**Brief:** Return all lines that include the string "value".

**Task material:**
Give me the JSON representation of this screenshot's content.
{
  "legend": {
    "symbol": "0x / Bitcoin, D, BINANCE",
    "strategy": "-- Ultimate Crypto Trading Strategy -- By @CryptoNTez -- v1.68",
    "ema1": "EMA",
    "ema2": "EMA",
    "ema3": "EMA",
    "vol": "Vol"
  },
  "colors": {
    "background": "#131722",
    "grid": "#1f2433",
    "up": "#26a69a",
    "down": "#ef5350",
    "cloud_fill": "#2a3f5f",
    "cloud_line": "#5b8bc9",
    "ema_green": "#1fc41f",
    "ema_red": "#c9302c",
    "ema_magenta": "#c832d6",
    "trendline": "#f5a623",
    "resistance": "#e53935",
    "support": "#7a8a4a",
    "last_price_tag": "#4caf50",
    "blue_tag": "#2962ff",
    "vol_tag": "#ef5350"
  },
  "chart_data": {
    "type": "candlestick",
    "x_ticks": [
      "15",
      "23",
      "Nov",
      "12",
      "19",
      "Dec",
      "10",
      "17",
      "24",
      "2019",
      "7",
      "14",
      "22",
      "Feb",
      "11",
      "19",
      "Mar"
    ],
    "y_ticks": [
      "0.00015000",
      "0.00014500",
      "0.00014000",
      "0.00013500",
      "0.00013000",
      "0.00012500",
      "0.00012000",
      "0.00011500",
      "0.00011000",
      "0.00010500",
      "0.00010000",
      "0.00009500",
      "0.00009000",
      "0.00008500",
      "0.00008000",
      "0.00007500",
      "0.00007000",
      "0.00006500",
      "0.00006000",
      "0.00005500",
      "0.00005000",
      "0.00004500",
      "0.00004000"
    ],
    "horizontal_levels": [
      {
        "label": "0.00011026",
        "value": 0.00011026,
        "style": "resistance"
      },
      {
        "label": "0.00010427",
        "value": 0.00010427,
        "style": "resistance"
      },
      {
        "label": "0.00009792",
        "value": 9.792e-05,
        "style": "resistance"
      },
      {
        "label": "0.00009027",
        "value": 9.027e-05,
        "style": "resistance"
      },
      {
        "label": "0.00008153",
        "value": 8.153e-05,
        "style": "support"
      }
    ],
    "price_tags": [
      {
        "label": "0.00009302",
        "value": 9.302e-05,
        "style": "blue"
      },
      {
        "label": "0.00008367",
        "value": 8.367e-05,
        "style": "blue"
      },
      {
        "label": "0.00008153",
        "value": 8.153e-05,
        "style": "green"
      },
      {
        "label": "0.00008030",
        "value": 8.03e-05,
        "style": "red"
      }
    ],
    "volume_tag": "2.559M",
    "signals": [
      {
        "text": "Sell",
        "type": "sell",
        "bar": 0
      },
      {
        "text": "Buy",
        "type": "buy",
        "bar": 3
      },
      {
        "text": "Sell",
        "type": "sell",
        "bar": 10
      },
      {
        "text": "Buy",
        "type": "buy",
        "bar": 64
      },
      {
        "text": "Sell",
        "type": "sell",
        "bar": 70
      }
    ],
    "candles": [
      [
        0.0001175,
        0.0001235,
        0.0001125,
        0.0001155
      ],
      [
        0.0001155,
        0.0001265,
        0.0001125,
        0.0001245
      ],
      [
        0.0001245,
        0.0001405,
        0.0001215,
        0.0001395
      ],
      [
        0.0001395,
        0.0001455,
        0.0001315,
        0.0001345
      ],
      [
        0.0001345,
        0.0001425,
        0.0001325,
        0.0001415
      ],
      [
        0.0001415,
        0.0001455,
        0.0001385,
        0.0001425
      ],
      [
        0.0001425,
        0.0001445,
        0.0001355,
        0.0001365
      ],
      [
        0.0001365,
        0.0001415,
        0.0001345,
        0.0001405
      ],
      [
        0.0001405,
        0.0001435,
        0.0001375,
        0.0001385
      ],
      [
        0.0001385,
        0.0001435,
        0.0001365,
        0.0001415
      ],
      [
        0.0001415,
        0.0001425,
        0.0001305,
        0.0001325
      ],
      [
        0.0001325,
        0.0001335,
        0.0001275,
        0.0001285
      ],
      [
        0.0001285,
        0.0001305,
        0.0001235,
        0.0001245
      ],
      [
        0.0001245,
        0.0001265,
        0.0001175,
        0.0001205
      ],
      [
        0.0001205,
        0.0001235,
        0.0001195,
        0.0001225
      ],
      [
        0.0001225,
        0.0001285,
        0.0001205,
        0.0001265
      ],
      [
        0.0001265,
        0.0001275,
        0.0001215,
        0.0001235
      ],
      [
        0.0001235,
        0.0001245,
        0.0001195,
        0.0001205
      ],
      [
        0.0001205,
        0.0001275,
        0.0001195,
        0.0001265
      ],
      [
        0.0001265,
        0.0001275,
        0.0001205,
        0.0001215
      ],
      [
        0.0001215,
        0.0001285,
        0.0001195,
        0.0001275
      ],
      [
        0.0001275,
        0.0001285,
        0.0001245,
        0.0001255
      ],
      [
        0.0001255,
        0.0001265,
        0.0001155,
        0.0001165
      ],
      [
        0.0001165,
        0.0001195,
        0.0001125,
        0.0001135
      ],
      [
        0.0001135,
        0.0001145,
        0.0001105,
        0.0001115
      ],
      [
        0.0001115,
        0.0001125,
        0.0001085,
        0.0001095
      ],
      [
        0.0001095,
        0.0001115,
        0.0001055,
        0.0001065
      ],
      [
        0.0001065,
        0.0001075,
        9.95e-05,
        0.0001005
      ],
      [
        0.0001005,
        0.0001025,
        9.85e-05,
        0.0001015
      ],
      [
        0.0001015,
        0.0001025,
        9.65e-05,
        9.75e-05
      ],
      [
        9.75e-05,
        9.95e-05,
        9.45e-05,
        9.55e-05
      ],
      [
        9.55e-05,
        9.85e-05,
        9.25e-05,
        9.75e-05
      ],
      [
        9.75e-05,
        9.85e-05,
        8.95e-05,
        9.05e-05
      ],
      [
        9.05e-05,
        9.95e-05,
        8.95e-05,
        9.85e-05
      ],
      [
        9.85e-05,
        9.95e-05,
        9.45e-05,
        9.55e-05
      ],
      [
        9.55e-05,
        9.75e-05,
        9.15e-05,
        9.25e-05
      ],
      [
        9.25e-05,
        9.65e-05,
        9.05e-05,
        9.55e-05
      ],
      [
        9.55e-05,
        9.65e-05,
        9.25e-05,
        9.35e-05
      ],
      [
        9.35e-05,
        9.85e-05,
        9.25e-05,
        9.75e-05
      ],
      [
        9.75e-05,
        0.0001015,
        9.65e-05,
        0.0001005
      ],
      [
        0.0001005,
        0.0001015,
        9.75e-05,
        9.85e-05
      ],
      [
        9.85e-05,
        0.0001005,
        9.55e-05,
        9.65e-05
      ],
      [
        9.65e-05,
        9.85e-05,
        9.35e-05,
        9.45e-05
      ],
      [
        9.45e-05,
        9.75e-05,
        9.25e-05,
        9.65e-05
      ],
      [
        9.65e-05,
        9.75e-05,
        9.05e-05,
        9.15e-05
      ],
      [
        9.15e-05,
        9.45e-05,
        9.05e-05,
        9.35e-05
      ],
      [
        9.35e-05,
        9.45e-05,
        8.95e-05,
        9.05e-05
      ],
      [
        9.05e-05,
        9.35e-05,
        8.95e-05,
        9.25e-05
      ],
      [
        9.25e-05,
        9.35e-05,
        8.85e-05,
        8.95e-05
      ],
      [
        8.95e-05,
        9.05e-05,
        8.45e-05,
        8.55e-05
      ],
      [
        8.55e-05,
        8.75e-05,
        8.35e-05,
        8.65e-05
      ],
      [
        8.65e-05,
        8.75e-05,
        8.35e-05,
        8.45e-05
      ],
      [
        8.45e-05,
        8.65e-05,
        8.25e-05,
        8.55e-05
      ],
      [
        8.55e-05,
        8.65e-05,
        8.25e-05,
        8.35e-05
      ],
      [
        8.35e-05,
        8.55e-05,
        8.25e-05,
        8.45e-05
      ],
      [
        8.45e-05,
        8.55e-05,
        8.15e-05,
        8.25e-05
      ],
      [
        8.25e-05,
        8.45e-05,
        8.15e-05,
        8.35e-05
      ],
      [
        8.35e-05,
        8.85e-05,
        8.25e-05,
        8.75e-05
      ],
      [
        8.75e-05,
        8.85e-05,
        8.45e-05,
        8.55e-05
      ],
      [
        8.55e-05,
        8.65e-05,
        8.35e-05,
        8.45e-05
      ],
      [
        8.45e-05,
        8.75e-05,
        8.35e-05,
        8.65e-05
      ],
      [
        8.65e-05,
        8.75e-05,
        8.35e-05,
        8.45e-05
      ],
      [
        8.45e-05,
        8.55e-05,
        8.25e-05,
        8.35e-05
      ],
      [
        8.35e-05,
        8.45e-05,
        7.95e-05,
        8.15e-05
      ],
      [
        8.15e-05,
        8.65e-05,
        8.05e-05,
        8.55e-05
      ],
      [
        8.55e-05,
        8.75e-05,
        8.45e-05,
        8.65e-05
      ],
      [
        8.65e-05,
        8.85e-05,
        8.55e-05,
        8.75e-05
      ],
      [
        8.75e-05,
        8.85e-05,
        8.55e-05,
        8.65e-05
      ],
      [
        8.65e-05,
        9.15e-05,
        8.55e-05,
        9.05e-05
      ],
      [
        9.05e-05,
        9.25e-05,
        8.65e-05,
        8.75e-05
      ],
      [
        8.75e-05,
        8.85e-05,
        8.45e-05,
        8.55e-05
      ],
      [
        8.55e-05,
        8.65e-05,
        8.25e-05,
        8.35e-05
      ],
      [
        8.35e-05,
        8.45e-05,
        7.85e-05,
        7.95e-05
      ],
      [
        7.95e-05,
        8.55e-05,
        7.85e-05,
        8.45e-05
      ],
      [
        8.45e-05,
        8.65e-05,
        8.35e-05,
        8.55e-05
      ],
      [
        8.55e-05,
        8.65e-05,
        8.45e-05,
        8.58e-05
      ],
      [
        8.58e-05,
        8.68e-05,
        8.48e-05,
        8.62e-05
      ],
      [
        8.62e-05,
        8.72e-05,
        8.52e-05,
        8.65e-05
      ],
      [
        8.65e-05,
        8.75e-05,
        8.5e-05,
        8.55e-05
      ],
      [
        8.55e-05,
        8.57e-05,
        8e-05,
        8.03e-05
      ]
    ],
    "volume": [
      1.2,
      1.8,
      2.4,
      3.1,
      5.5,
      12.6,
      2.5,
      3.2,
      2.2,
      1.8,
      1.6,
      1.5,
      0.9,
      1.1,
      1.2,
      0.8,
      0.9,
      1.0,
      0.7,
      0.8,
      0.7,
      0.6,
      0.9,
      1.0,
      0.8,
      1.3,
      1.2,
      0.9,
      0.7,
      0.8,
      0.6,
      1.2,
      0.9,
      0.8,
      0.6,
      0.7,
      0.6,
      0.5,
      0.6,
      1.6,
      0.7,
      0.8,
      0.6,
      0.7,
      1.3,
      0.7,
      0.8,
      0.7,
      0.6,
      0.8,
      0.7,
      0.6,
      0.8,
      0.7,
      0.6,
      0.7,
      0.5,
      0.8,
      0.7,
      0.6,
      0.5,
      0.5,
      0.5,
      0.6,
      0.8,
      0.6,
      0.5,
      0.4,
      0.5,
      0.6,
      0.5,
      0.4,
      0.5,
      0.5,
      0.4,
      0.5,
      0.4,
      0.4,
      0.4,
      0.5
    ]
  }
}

**Answer to this exercise:**
        "value": 0.00011026,
        "value": 0.00010427,
        "value": 9.792e-05,
        "value": 9.027e-05,
        "value": 8.153e-05,
        "value": 9.302e-05,
        "value": 8.367e-05,
        "value": 8.153e-05,
        "value": 8.03e-05,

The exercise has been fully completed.